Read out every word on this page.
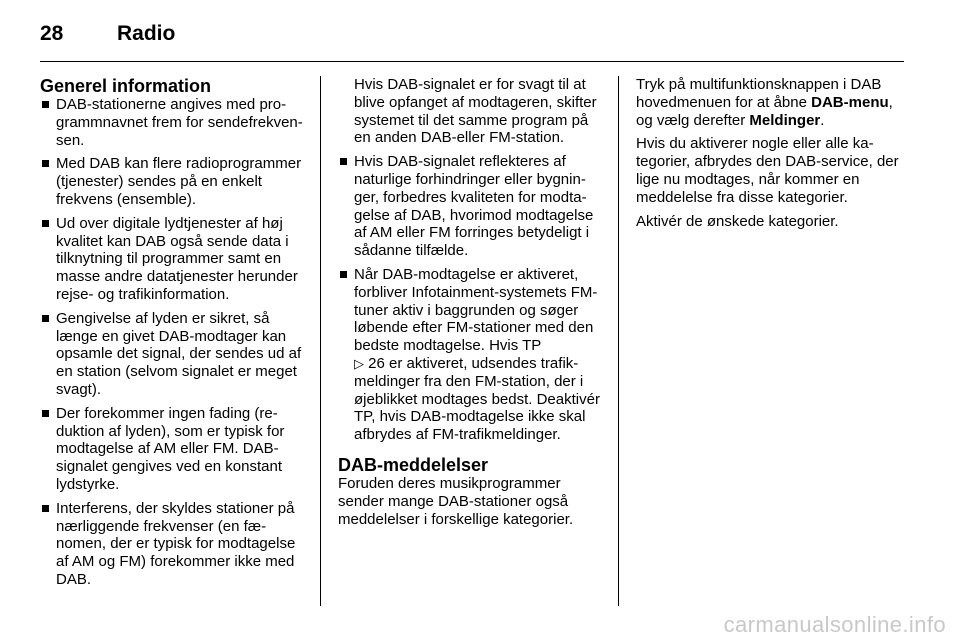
28	Radio
Generel information
DAB-stationerne angives med programmnavnet frem for sendefrekvensen.
Med DAB kan flere radioprogrammer (tjenester) sendes på en enkelt frekvens (ensemble).
Ud over digitale lydtjenester af høj kvalitet kan DAB også sende data i tilknytning til programmer samt en masse andre datatjenester herunder rejse- og trafikinformation.
Gengivelse af lyden er sikret, så længe en givet DAB-modtager kan opsamle det signal, der sendes ud af en station (selvom signalet er meget svagt).
Der forekommer ingen fading (reduktion af lyden), som er typisk for modtagelse af AM eller FM. DAB-signalet gengives ved en konstant lydstyrke.
Interferens, der skyldes stationer på nærliggende frekvenser (en fænomen, der er typisk for modtagelse af AM og FM) forekommer ikke med DAB.

Hvis DAB-signalet er for svagt til at blive opfanget af modtageren, skifter systemet til det samme program på en anden DAB-eller FM-station.

Hvis DAB-signalet reflekteres af naturlige forhindringer eller bygninger, forbedres kvaliteten for modtagelse af DAB, hvorimod modtagelse af AM eller FM forringes betydeligt i sådanne tilfælde.
Når DAB-modtagelse er aktiveret, forbliver Infotainment-systemets FM-tuner aktiv i baggrunden og søger løbende efter FM-stationer med den bedste modtagelse. Hvis TP
▷ 26 er aktiveret, udsendes trafikmeldinger fra den FM-station, der i øjeblikket modtages bedst. Deaktivér TP, hvis DAB-modtagelse ikke skal afbrydes af FM-trafikmeldinger.
DAB-meddelelser

Foruden deres musikprogrammer sender mange DAB-stationer også meddelelser i forskellige kategorier.

Tryk på multifunktionsknappen i DAB hovedmenuen for at åbne DAB-menu, og vælg derefter Meldinger.

Hvis du aktiverer nogle eller alle kategorier, afbrydes den DAB-service, der lige nu modtages, når kommer en meddelelse fra disse kategorier.

Aktivér de ønskede kategorier.

carmanualsonline.info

· · ·

DO THIS: Restate the records word for word, omitting images.

RESPONSE BELOW:
Read out every word on this page.
28	Radio
Generel information
DAB-stationerne angives med programmnavnet frem for sendefrekvensen.
Med DAB kan flere radioprogrammer (tjenester) sendes på en enkelt frekvens (ensemble).
Ud over digitale lydtjenester af høj kvalitet kan DAB også sende data i tilknytning til programmer samt en masse andre datatjenester herunder rejse- og trafikinformation.
Gengivelse af lyden er sikret, så længe en givet DAB-modtager kan opsamle det signal, der sendes ud af en station (selvom signalet er meget svagt).
Der forekommer ingen fading (reduktion af lyden), som er typisk for modtagelse af AM eller FM. DAB-signalet gengives ved en konstant lydstyrke.
Interferens, der skyldes stationer på nærliggende frekvenser (en fænomen, der er typisk for modtagelse af AM og FM) forekommer ikke med DAB.

Hvis DAB-signalet er for svagt til at blive opfanget af modtageren, skifter systemet til det samme program på en anden DAB-eller FM-station.

Hvis DAB-signalet reflekteres af naturlige forhindringer eller bygninger, forbedres kvaliteten for modtagelse af DAB, hvorimod modtagelse af AM eller FM forringes betydeligt i sådanne tilfælde.
Når DAB-modtagelse er aktiveret, forbliver Infotainment-systemets FM-tuner aktiv i baggrunden og søger løbende efter FM-stationer med den bedste modtagelse. Hvis TP
▷ 26 er aktiveret, udsendes trafikmeldinger fra den FM-station, der i øjeblikket modtages bedst. Deaktivér TP, hvis DAB-modtagelse ikke skal afbrydes af FM-trafikmeldinger.
DAB-meddelelser

Foruden deres musikprogrammer sender mange DAB-stationer også meddelelser i forskellige kategorier.

Tryk på multifunktionsknappen i DAB hovedmenuen for at åbne DAB-menu, og vælg derefter Meldinger.

Hvis du aktiverer nogle eller alle kategorier, afbrydes den DAB-service, der lige nu modtages, når kommer en meddelelse fra disse kategorier.

Aktivér de ønskede kategorier.

carmanualsonline.info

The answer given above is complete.